- _Information provided_:

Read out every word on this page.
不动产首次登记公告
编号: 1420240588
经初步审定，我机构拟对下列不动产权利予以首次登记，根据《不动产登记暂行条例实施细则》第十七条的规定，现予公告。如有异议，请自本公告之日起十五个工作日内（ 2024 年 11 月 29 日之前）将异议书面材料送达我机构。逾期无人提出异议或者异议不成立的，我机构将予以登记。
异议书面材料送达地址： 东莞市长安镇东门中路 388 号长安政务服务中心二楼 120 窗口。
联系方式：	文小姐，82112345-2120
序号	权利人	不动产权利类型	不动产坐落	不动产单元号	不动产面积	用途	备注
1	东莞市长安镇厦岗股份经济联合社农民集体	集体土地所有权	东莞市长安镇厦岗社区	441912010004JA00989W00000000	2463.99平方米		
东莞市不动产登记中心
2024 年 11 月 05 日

- _Short exercise_:
Repeat the material in full, exactly as it stands.

- _Response to this task_:
Read out every word on this page.
不动产首次登记公告
编号: 1420240588
经初步审定，我机构拟对下列不动产权利予以首次登记，根据《不动产登记暂行条例实施细则》第十七条的规定，现予公告。如有异议，请自本公告之日起十五个工作日内（ 2024 年 11 月 29 日之前）将异议书面材料送达我机构。逾期无人提出异议或者异议不成立的，我机构将予以登记。
异议书面材料送达地址： 东莞市长安镇东门中路 388 号长安政务服务中心二楼 120 窗口。
联系方式：	文小姐，82112345-2120
序号	权利人	不动产权利类型	不动产坐落	不动产单元号	不动产面积	用途	备注
1	东莞市长安镇厦岗股份经济联合社农民集体	集体土地所有权	东莞市长安镇厦岗社区	441912010004JA00989W00000000	2463.99平方米		
东莞市不动产登记中心
2024 年 11 月 05 日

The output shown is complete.